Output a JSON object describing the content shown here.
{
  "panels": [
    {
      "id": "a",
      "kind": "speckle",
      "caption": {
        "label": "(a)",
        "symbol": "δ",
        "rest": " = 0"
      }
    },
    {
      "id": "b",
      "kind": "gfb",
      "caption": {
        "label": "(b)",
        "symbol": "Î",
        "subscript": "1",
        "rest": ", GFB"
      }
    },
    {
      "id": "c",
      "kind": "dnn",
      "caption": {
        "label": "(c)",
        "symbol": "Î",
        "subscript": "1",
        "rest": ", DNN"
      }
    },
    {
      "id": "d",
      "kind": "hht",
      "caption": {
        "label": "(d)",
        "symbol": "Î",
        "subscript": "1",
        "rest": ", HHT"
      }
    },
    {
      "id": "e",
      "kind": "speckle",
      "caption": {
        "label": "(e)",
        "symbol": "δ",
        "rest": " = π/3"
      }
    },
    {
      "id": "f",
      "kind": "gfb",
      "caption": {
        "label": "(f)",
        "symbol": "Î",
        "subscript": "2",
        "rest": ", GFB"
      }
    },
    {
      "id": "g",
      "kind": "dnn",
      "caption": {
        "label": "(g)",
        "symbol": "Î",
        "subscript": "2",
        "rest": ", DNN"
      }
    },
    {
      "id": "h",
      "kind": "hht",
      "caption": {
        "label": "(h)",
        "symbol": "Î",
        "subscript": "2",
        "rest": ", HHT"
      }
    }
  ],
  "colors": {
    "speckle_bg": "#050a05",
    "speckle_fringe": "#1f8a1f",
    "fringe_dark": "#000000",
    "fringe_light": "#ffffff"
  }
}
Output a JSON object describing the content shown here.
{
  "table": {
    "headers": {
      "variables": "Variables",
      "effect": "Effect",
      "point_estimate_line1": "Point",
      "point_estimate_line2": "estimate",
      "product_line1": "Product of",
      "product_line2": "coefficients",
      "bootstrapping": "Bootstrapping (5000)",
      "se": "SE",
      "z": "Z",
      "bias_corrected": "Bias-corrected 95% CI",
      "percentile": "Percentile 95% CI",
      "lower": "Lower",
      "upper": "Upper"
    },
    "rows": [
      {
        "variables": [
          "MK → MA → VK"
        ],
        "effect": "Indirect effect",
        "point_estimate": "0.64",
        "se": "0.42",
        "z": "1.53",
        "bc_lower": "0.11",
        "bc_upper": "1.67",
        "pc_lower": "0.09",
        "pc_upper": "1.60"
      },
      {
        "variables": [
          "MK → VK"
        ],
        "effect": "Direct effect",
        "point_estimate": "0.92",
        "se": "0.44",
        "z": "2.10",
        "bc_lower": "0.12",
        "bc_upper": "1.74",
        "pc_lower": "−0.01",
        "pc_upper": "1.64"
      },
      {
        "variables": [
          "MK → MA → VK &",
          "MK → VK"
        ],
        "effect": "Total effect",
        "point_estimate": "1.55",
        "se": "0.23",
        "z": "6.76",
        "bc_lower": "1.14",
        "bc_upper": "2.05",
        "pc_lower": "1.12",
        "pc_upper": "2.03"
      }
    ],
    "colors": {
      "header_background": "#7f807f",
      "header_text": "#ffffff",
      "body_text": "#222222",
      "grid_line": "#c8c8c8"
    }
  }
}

## Task requirements
Print every record exactly as it was given.

## Written solution
Output a JSON object describing the content shown here.
{
  "panels": [
    {
      "id": "a",
      "kind": "speckle",
      "caption": {
        "label": "(a)",
        "symbol": "δ",
        "rest": " = 0"
      }
    },
    {
      "id": "b",
      "kind": "gfb",
      "caption": {
        "label": "(b)",
        "symbol": "Î",
        "subscript": "1",
        "rest": ", GFB"
      }
    },
    {
      "id": "c",
      "kind": "dnn",
      "caption": {
        "label": "(c)",
        "symbol": "Î",
        "subscript": "1",
        "rest": ", DNN"
      }
    },
    {
      "id": "d",
      "kind": "hht",
      "caption": {
        "label": "(d)",
        "symbol": "Î",
        "subscript": "1",
        "rest": ", HHT"
      }
    },
    {
      "id": "e",
      "kind": "speckle",
      "caption": {
        "label": "(e)",
        "symbol": "δ",
        "rest": " = π/3"
      }
    },
    {
      "id": "f",
      "kind": "gfb",
      "caption": {
        "label": "(f)",
        "symbol": "Î",
        "subscript": "2",
        "rest": ", GFB"
      }
    },
    {
      "id": "g",
      "kind": "dnn",
      "caption": {
        "label": "(g)",
        "symbol": "Î",
        "subscript": "2",
        "rest": ", DNN"
      }
    },
    {
      "id": "h",
      "kind": "hht",
      "caption": {
        "label": "(h)",
        "symbol": "Î",
        "subscript": "2",
        "rest": ", HHT"
      }
    }
  ],
  "colors": {
    "speckle_bg": "#050a05",
    "speckle_fringe": "#1f8a1f",
    "fringe_dark": "#000000",
    "fringe_light": "#ffffff"
  }
}
Output a JSON object describing the content shown here.
{
  "table": {
    "headers": {
      "variables": "Variables",
      "effect": "Effect",
      "point_estimate_line1": "Point",
      "point_estimate_line2": "estimate",
      "product_line1": "Product of",
      "product_line2": "coefficients",
      "bootstrapping": "Bootstrapping (5000)",
      "se": "SE",
      "z": "Z",
      "bias_corrected": "Bias-corrected 95% CI",
      "percentile": "Percentile 95% CI",
      "lower": "Lower",
      "upper": "Upper"
    },
    "rows": [
      {
        "variables": [
          "MK → MA → VK"
        ],
        "effect": "Indirect effect",
        "point_estimate": "0.64",
        "se": "0.42",
        "z": "1.53",
        "bc_lower": "0.11",
        "bc_upper": "1.67",
        "pc_lower": "0.09",
        "pc_upper": "1.60"
      },
      {
        "variables": [
          "MK → VK"
        ],
        "effect": "Direct effect",
        "point_estimate": "0.92",
        "se": "0.44",
        "z": "2.10",
        "bc_lower": "0.12",
        "bc_upper": "1.74",
        "pc_lower": "−0.01",
        "pc_upper": "1.64"
      },
      {
        "variables": [
          "MK → MA → VK &",
          "MK → VK"
        ],
        "effect": "Total effect",
        "point_estimate": "1.55",
        "se": "0.23",
        "z": "6.76",
        "bc_lower": "1.14",
        "bc_upper": "2.05",
        "pc_lower": "1.12",
        "pc_upper": "2.03"
      }
    ],
    "colors": {
      "header_background": "#7f807f",
      "header_text": "#ffffff",
      "body_text": "#222222",
      "grid_line": "#c8c8c8"
    }
  }
}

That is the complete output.